> **Task material**:
>> Begin
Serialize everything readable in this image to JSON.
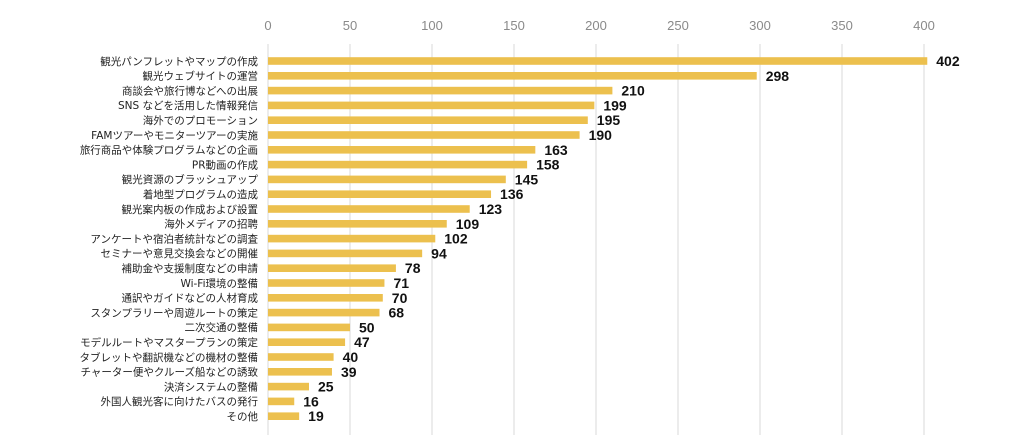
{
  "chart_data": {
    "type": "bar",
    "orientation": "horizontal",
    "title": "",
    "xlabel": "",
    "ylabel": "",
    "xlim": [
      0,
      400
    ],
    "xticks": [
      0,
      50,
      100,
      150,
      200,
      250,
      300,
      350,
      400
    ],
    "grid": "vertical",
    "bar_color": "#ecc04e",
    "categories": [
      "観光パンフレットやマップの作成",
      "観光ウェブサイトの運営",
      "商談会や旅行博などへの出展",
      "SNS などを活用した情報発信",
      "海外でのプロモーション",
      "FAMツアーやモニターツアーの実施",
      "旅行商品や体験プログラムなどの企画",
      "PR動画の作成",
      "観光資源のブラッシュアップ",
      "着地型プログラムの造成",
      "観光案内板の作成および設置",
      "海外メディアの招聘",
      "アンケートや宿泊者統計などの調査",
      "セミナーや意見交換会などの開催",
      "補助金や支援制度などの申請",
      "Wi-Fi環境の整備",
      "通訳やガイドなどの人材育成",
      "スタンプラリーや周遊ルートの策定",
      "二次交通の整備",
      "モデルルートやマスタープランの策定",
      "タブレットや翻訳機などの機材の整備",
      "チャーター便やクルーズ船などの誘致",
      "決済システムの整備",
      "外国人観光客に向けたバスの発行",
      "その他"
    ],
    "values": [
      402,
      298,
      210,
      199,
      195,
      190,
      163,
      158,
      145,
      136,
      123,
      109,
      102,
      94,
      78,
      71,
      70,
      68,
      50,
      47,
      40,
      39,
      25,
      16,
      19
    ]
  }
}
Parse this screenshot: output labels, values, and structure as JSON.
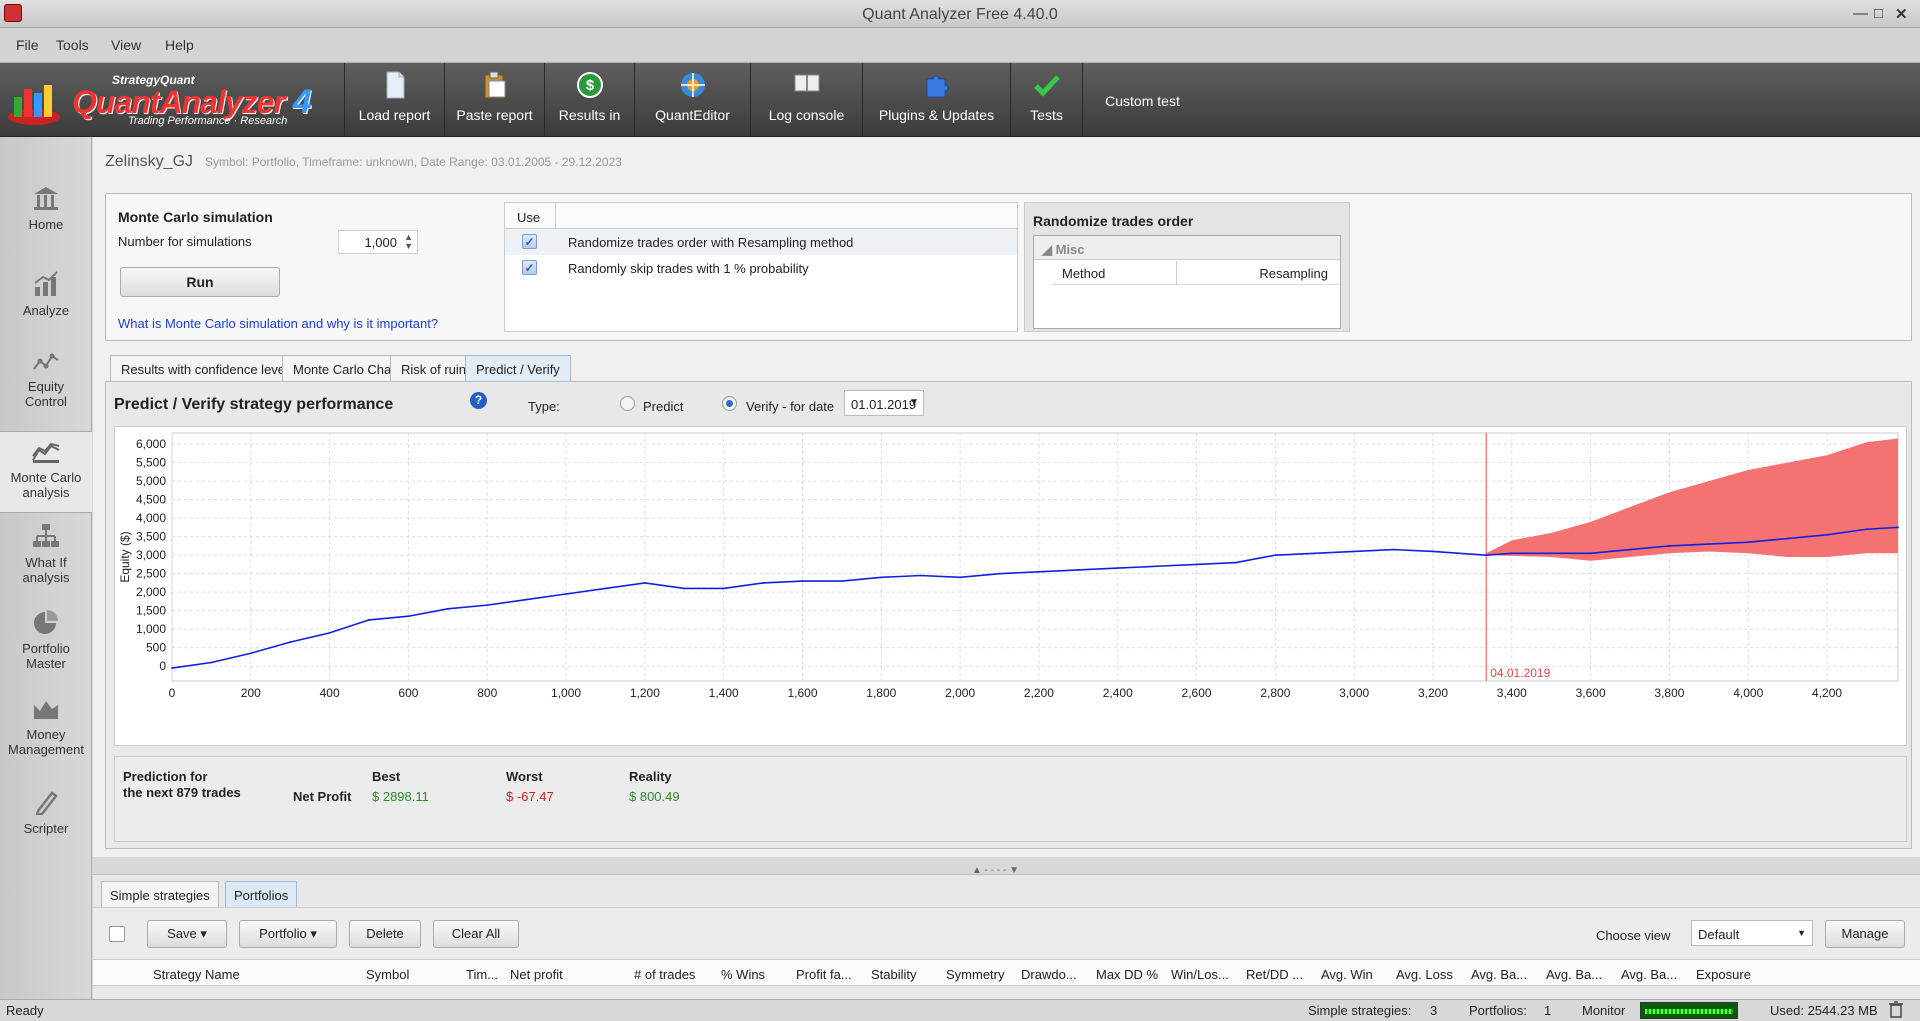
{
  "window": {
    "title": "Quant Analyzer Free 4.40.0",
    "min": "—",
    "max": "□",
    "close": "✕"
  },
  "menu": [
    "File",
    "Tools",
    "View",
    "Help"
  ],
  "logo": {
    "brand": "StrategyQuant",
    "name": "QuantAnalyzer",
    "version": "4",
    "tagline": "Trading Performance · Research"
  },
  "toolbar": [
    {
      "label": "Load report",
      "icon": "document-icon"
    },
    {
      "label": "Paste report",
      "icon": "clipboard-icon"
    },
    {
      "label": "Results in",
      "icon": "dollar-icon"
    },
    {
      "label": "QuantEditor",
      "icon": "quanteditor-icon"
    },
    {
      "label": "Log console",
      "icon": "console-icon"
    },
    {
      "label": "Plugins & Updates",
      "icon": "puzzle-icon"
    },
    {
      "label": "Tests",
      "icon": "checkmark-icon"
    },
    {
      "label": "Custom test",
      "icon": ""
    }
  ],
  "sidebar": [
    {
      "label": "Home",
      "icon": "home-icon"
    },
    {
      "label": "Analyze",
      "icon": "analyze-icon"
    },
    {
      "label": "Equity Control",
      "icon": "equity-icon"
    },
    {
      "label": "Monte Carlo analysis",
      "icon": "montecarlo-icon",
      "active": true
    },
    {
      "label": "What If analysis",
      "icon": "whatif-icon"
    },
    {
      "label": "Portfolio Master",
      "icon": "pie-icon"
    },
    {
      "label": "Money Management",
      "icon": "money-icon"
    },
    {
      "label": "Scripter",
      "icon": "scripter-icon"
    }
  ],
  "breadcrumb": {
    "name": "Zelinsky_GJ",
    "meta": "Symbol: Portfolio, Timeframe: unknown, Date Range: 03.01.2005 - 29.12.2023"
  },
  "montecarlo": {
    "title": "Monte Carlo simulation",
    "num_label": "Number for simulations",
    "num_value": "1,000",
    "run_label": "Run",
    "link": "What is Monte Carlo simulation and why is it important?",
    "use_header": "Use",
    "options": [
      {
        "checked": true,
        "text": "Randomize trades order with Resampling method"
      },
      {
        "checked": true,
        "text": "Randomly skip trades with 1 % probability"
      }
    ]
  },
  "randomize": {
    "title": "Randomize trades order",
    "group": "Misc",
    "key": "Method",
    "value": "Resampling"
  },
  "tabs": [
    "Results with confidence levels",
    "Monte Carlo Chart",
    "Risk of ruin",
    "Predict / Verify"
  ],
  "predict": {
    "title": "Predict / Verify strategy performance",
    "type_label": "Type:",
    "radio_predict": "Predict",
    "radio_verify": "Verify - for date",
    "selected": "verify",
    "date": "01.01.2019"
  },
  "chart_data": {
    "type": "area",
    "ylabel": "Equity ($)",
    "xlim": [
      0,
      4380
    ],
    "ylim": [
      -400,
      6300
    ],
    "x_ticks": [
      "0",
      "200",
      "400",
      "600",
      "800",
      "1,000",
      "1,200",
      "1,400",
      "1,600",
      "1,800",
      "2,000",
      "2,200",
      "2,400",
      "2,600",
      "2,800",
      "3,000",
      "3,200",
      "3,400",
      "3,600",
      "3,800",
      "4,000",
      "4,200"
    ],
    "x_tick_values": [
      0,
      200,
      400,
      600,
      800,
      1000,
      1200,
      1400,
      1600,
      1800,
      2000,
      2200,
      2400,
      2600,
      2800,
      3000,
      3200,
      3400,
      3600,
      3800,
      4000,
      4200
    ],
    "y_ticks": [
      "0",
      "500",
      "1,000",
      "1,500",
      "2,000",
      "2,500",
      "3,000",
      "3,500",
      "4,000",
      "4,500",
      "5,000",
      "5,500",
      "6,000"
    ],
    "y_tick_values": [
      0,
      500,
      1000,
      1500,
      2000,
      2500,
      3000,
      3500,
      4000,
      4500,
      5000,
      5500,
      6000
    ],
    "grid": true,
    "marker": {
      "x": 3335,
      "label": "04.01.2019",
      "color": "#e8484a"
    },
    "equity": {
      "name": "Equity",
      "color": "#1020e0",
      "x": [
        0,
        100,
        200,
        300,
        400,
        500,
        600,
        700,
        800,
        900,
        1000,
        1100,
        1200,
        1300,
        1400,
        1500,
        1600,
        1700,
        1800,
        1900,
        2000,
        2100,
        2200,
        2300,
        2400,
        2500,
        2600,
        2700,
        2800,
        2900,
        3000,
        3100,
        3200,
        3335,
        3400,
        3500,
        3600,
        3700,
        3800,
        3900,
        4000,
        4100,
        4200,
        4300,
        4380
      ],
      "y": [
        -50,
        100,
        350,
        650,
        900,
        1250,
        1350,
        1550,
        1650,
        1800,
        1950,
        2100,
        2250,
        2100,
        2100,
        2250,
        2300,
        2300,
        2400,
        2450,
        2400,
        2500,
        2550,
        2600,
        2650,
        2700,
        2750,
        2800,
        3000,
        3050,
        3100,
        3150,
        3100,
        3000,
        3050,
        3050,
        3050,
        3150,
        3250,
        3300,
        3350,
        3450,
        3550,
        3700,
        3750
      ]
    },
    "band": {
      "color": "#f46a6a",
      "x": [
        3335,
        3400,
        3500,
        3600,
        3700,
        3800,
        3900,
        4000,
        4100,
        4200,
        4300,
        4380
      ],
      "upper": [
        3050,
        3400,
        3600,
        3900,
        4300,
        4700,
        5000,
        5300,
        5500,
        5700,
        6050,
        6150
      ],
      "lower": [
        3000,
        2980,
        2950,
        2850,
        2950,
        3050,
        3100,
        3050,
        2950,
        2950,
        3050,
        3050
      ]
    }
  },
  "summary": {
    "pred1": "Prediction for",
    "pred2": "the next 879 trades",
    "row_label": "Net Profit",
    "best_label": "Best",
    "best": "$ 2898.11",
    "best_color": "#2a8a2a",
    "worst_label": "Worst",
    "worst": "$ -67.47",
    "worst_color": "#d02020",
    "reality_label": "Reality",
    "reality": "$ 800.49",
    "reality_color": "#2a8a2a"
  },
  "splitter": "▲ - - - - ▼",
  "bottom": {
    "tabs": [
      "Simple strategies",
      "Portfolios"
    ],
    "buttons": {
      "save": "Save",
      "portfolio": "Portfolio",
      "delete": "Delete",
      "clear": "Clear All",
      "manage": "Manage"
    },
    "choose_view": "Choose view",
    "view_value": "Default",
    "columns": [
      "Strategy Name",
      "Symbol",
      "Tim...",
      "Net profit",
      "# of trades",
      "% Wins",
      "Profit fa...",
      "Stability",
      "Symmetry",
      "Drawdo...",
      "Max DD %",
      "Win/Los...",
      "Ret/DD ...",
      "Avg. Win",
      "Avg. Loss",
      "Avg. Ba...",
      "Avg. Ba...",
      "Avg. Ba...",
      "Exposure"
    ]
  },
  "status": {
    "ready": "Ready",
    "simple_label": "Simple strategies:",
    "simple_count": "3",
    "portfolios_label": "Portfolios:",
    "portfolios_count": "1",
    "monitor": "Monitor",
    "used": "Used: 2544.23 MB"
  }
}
>> End
Search the records for the word "strategies". Copy every line that has it.

      "Simple strategies",
    "simple_label": "Simple strategies:",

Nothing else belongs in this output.